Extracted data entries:

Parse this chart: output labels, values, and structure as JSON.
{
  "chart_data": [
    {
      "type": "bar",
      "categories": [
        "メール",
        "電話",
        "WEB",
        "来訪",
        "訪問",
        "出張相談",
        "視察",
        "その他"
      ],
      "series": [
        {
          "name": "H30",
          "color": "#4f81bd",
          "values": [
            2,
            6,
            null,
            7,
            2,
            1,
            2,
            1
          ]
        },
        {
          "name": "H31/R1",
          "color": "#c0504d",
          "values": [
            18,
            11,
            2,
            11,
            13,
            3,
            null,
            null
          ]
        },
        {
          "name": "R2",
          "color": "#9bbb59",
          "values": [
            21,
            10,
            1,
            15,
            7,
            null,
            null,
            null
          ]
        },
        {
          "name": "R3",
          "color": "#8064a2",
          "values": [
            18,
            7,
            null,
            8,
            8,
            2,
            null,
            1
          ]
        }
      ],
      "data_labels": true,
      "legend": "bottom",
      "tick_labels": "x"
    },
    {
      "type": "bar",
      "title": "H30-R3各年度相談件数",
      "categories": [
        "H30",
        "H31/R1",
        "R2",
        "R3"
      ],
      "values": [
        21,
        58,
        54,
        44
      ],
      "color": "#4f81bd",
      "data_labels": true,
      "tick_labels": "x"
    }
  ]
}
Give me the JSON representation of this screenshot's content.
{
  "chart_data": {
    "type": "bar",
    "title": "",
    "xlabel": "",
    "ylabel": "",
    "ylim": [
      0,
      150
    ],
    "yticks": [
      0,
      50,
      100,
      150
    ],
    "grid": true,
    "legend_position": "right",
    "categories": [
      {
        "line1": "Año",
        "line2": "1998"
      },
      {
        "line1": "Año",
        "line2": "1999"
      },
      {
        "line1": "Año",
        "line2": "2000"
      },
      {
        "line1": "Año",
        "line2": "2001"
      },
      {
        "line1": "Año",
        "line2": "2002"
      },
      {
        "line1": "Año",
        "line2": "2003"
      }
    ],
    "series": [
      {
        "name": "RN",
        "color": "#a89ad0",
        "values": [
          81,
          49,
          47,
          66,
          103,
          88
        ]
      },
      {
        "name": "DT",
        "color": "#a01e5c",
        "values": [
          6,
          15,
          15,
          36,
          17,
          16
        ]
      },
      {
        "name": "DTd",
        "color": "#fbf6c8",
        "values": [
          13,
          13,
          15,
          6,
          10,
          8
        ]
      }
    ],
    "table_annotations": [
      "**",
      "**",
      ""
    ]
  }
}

| Job |
All of the records must be retyped exactly as they are.

| Exercise solution |
Parse this chart: output labels, values, and structure as JSON.
{
  "chart_data": [
    {
      "type": "bar",
      "categories": [
        "メール",
        "電話",
        "WEB",
        "来訪",
        "訪問",
        "出張相談",
        "視察",
        "その他"
      ],
      "series": [
        {
          "name": "H30",
          "color": "#4f81bd",
          "values": [
            2,
            6,
            null,
            7,
            2,
            1,
            2,
            1
          ]
        },
        {
          "name": "H31/R1",
          "color": "#c0504d",
          "values": [
            18,
            11,
            2,
            11,
            13,
            3,
            null,
            null
          ]
        },
        {
          "name": "R2",
          "color": "#9bbb59",
          "values": [
            21,
            10,
            1,
            15,
            7,
            null,
            null,
            null
          ]
        },
        {
          "name": "R3",
          "color": "#8064a2",
          "values": [
            18,
            7,
            null,
            8,
            8,
            2,
            null,
            1
          ]
        }
      ],
      "data_labels": true,
      "legend": "bottom",
      "tick_labels": "x"
    },
    {
      "type": "bar",
      "title": "H30-R3各年度相談件数",
      "categories": [
        "H30",
        "H31/R1",
        "R2",
        "R3"
      ],
      "values": [
        21,
        58,
        54,
        44
      ],
      "color": "#4f81bd",
      "data_labels": true,
      "tick_labels": "x"
    }
  ]
}
Give me the JSON representation of this screenshot's content.
{
  "chart_data": {
    "type": "bar",
    "title": "",
    "xlabel": "",
    "ylabel": "",
    "ylim": [
      0,
      150
    ],
    "yticks": [
      0,
      50,
      100,
      150
    ],
    "grid": true,
    "legend_position": "right",
    "categories": [
      {
        "line1": "Año",
        "line2": "1998"
      },
      {
        "line1": "Año",
        "line2": "1999"
      },
      {
        "line1": "Año",
        "line2": "2000"
      },
      {
        "line1": "Año",
        "line2": "2001"
      },
      {
        "line1": "Año",
        "line2": "2002"
      },
      {
        "line1": "Año",
        "line2": "2003"
      }
    ],
    "series": [
      {
        "name": "RN",
        "color": "#a89ad0",
        "values": [
          81,
          49,
          47,
          66,
          103,
          88
        ]
      },
      {
        "name": "DT",
        "color": "#a01e5c",
        "values": [
          6,
          15,
          15,
          36,
          17,
          16
        ]
      },
      {
        "name": "DTd",
        "color": "#fbf6c8",
        "values": [
          13,
          13,
          15,
          6,
          10,
          8
        ]
      }
    ],
    "table_annotations": [
      "**",
      "**",
      ""
    ]
  }
}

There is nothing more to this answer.